(Extracted records)

▽

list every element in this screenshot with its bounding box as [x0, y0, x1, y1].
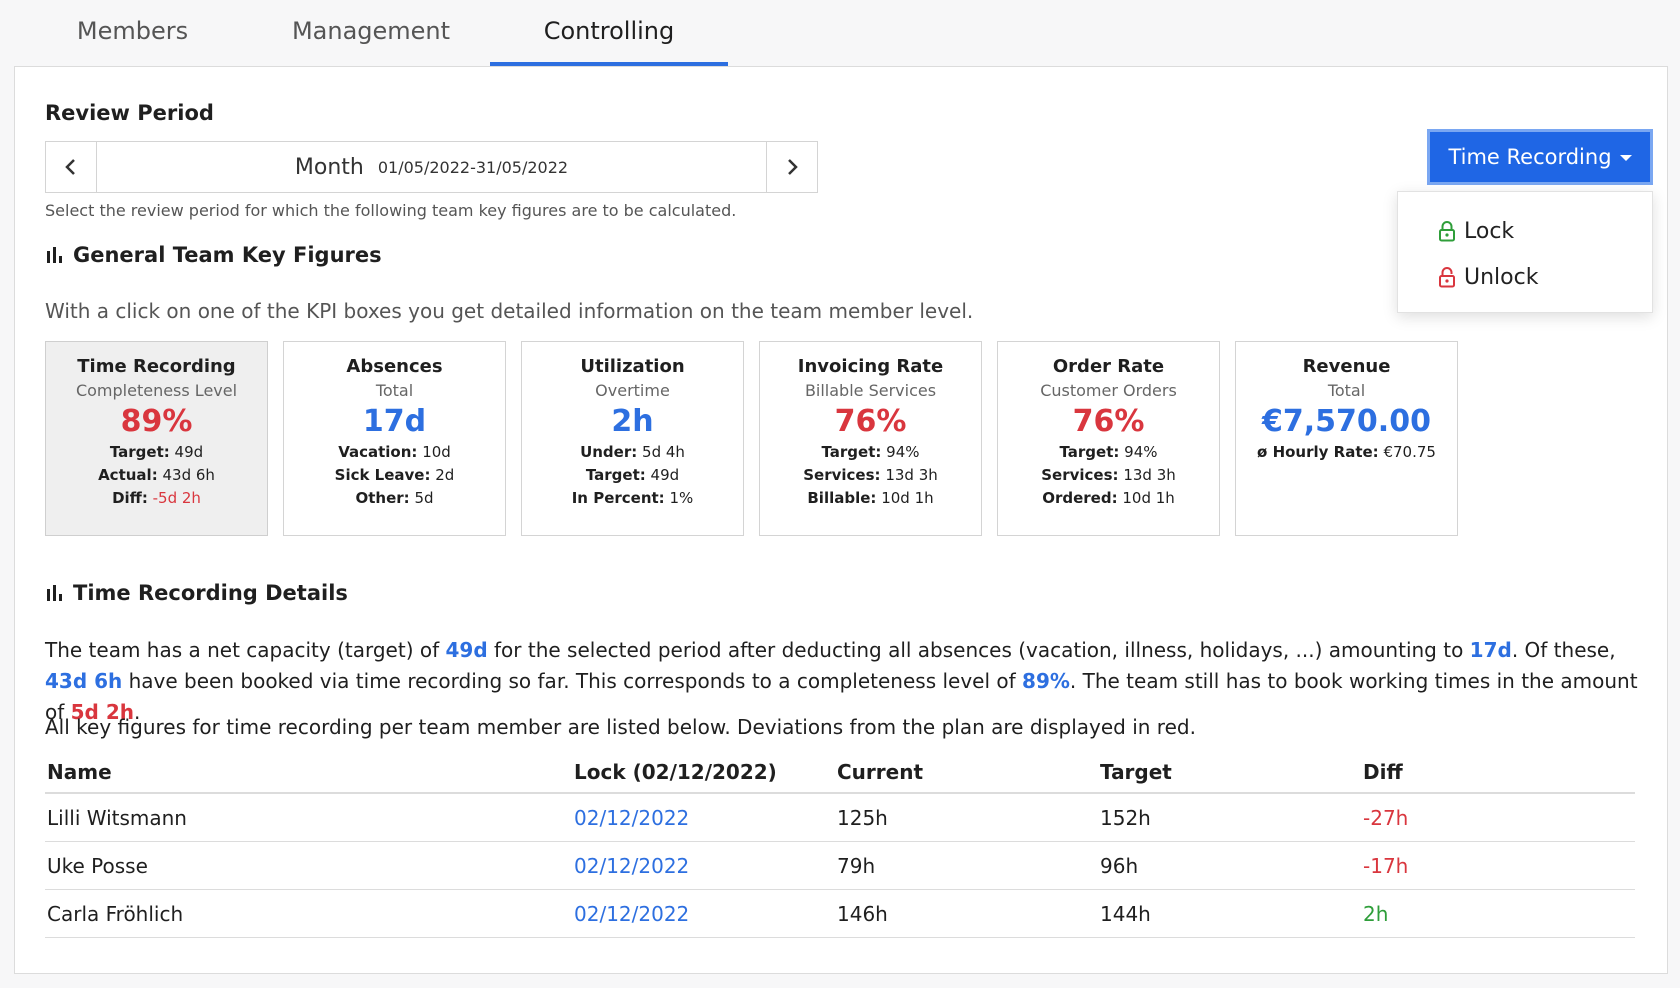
review-period-title: Review Period [45, 101, 214, 125]
cell-name: Carla Fröhlich [47, 901, 184, 926]
column-header-diff: Diff [1363, 759, 1403, 784]
kpi-value: 76% [1072, 404, 1145, 439]
kpi-utilization[interactable]: Utilization Overtime 2h Under: 5d 4h Tar… [521, 341, 744, 536]
kpi-title: Absences [346, 356, 443, 377]
kpi-title: Revenue [1302, 356, 1391, 377]
column-header-name: Name [47, 759, 112, 784]
review-period-selector: Month 01/05/2022-31/05/2022 [45, 141, 818, 193]
period-unit: Month [294, 154, 364, 180]
review-period-hint: Select the review period for which the f… [45, 201, 737, 220]
cell-name: Lilli Witsmann [47, 805, 187, 830]
kpi-line: Target: 94% [1059, 443, 1158, 461]
details-note: All key figures for time recording per t… [45, 715, 1196, 739]
chevron-left-icon [65, 159, 75, 175]
column-header-target: Target [1100, 759, 1172, 784]
lock-date-link[interactable]: 02/12/2022 [574, 853, 690, 878]
cell-current: 146h [837, 901, 888, 926]
column-header-current: Current [837, 759, 924, 784]
lock-icon [1439, 221, 1455, 242]
previous-period-button[interactable] [46, 142, 97, 192]
table-row: Lilli Witsmann 02/12/2022 125h 152h -27h [45, 794, 1635, 842]
menu-item-lock-label: Lock [1464, 218, 1515, 244]
kpi-title: Order Rate [1052, 356, 1165, 377]
menu-item-unlock-label: Unlock [1464, 264, 1539, 290]
cell-current: 79h [837, 853, 876, 878]
kpi-subtitle: Customer Orders [1040, 381, 1177, 400]
kpi-absences[interactable]: Absences Total 17d Vacation: 10d Sick Le… [283, 341, 506, 536]
menu-item-unlock[interactable]: Unlock [1438, 260, 1538, 294]
kpi-subtitle: Total [375, 381, 414, 400]
next-period-button[interactable] [766, 142, 817, 192]
cell-target: 144h [1100, 901, 1151, 926]
kpi-value: 89% [120, 404, 193, 439]
time-recording-dropdown-button[interactable]: Time Recording [1427, 129, 1653, 185]
kpi-line: Services: 13d 3h [803, 466, 938, 484]
table-header-row: Name Lock (02/12/2022) Current Target Di… [45, 751, 1635, 794]
details-summary: The team has a net capacity (target) of … [45, 638, 1638, 724]
kpi-title: Utilization [580, 356, 685, 377]
time-recording-menu: Lock Unlock [1397, 191, 1653, 313]
lock-date-link[interactable]: 02/12/2022 [574, 901, 690, 926]
kpi-line: Target: 94% [821, 443, 920, 461]
kpi-subtitle: Completeness Level [75, 381, 238, 400]
kpi-line: ø Hourly Rate: €70.75 [1257, 443, 1436, 461]
kpi-subtitle: Overtime [595, 381, 670, 400]
cell-name: Uke Posse [47, 853, 148, 878]
tab-controlling[interactable]: Controlling [490, 0, 728, 66]
menu-item-lock[interactable]: Lock [1438, 214, 1514, 248]
kpi-value: 2h [611, 404, 654, 439]
lock-date-link[interactable]: 02/12/2022 [574, 805, 690, 830]
kpi-line: In Percent: 1% [571, 489, 694, 507]
kpi-time-recording[interactable]: Time Recording Completeness Level 89% Ta… [45, 341, 268, 536]
kpi-title: Time Recording [77, 356, 236, 377]
kpi-value: 76% [834, 404, 907, 439]
cell-diff: -17h [1363, 853, 1409, 878]
general-key-figures-title: General Team Key Figures [45, 243, 382, 267]
cell-diff: -27h [1363, 805, 1409, 830]
kpi-line: Billable: 10d 1h [807, 489, 934, 507]
bar-chart-icon [47, 585, 62, 601]
tab-members[interactable]: Members [76, 17, 189, 45]
time-recording-table: Name Lock (02/12/2022) Current Target Di… [45, 751, 1635, 938]
kpi-line: Ordered: 10d 1h [1042, 489, 1175, 507]
kpi-line: Vacation: 10d [338, 443, 451, 461]
kpi-invoicing-rate[interactable]: Invoicing Rate Billable Services 76% Tar… [759, 341, 982, 536]
time-recording-details-title: Time Recording Details [45, 581, 348, 605]
tab-bar: Members Management Controlling [0, 0, 1680, 66]
kpi-line: Target: 49d [585, 466, 680, 484]
table-row: Carla Fröhlich 02/12/2022 146h 144h 2h [45, 890, 1635, 938]
kpi-value: 17d [362, 404, 427, 439]
time-recording-button-label: Time Recording [1448, 145, 1612, 169]
kpi-line: Diff: -5d 2h [112, 489, 201, 507]
unlock-icon [1439, 267, 1455, 288]
table-row: Uke Posse 02/12/2022 79h 96h -17h [45, 842, 1635, 890]
kpi-line: Sick Leave: 2d [334, 466, 455, 484]
bar-chart-icon [47, 247, 62, 263]
kpi-line: Under: 5d 4h [580, 443, 685, 461]
general-key-figures-label: General Team Key Figures [73, 243, 382, 267]
general-key-figures-subtitle: With a click on one of the KPI boxes you… [45, 299, 974, 323]
kpi-order-rate[interactable]: Order Rate Customer Orders 76% Target: 9… [997, 341, 1220, 536]
kpi-line: Services: 13d 3h [1041, 466, 1176, 484]
chevron-right-icon [788, 159, 798, 175]
period-range: 01/05/2022-31/05/2022 [377, 157, 569, 177]
kpi-value: €7,570.00 [1262, 404, 1431, 439]
kpi-line: Other: 5d [355, 489, 434, 507]
time-recording-details-label: Time Recording Details [73, 581, 348, 605]
tab-management[interactable]: Management [291, 17, 451, 45]
cell-target: 152h [1100, 805, 1151, 830]
kpi-revenue[interactable]: Revenue Total €7,570.00 ø Hourly Rate: €… [1235, 341, 1458, 536]
kpi-subtitle: Total [1327, 381, 1366, 400]
cell-target: 96h [1100, 853, 1139, 878]
caret-down-icon [1619, 155, 1632, 161]
kpi-line: Actual: 43d 6h [98, 466, 215, 484]
period-display[interactable]: Month 01/05/2022-31/05/2022 [97, 142, 766, 192]
kpi-title: Invoicing Rate [797, 356, 944, 377]
cell-current: 125h [837, 805, 888, 830]
kpi-line: Target: 49d [109, 443, 204, 461]
column-header-lock: Lock (02/12/2022) [574, 759, 777, 784]
cell-diff: 2h [1363, 901, 1389, 926]
controlling-panel: Review Period Month 01/05/2022-31/05/202… [14, 66, 1668, 974]
kpi-subtitle: Billable Services [804, 381, 937, 400]
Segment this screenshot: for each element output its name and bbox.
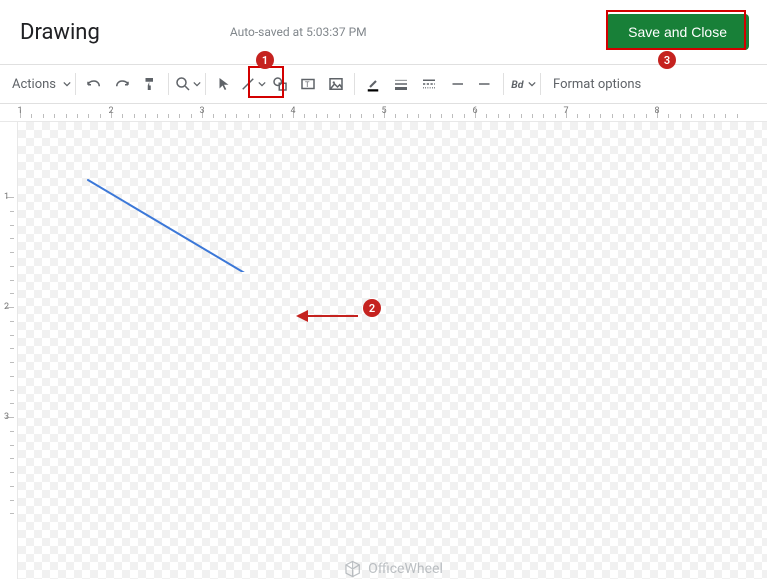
- separator: [354, 73, 355, 95]
- separator: [205, 73, 206, 95]
- separator: [503, 73, 504, 95]
- svg-text:T: T: [305, 80, 310, 89]
- line-tool[interactable]: [238, 70, 266, 98]
- line-end-button[interactable]: [471, 70, 499, 98]
- undo-button[interactable]: [80, 70, 108, 98]
- zoom-menu[interactable]: [173, 70, 201, 98]
- chevron-down-icon: [193, 77, 201, 92]
- save-and-close-button[interactable]: Save and Close: [606, 14, 749, 50]
- separator: [540, 73, 541, 95]
- line-start-button[interactable]: [443, 70, 471, 98]
- separator: [168, 73, 169, 95]
- format-options-button[interactable]: Format options: [545, 77, 649, 92]
- paint-format-button[interactable]: [136, 70, 164, 98]
- callout-arrow: [18, 122, 767, 579]
- actions-label: Actions: [8, 77, 62, 92]
- page-title: Drawing: [20, 20, 100, 45]
- svg-text:Bd: Bd: [511, 78, 525, 91]
- chevron-down-icon: [528, 77, 536, 92]
- toolbar: Actions T: [0, 64, 767, 104]
- line-dash-button[interactable]: [415, 70, 443, 98]
- shape-tool[interactable]: [266, 70, 294, 98]
- vertical-ruler: 123: [0, 122, 18, 579]
- drawing-canvas[interactable]: OfficeWheel: [18, 122, 767, 579]
- separator: [75, 73, 76, 95]
- line-color-button[interactable]: [359, 70, 387, 98]
- horizontal-ruler: 12345678: [0, 104, 767, 122]
- drawn-line: [18, 122, 318, 272]
- chevron-down-icon: [258, 77, 266, 92]
- image-tool[interactable]: [322, 70, 350, 98]
- select-tool[interactable]: [210, 70, 238, 98]
- watermark-text: OfficeWheel: [368, 561, 443, 577]
- watermark: OfficeWheel: [342, 559, 443, 579]
- autosave-status: Auto-saved at 5:03:37 PM: [230, 25, 367, 39]
- line-weight-button[interactable]: [387, 70, 415, 98]
- actions-menu[interactable]: Actions: [8, 70, 71, 98]
- textbox-tool[interactable]: T: [294, 70, 322, 98]
- word-art-button[interactable]: Bd: [508, 70, 536, 98]
- chevron-down-icon: [63, 77, 71, 92]
- redo-button[interactable]: [108, 70, 136, 98]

△

▶ _Work to do_
Copy the lines from the one containing "- separator: [354, 73, 355, 95]" through the one containing "- separator: [168, 73, 169, 95]", inclusive, without any changes.

▶ _Correct answer_
- separator: [354, 73, 355, 95]
- separator: [205, 73, 206, 95]
- separator: [503, 73, 504, 95]
- svg-text:T: T: [305, 80, 310, 89]
- line-tool[interactable]: [238, 70, 266, 98]
- line-end-button[interactable]: [471, 70, 499, 98]
- undo-button[interactable]: [80, 70, 108, 98]
- zoom-menu[interactable]: [173, 70, 201, 98]
- chevron-down-icon: [193, 77, 201, 92]
- save-and-close-button[interactable]: Save and Close: [606, 14, 749, 50]
- separator: [540, 73, 541, 95]
- line-start-button[interactable]: [443, 70, 471, 98]
- separator: [168, 73, 169, 95]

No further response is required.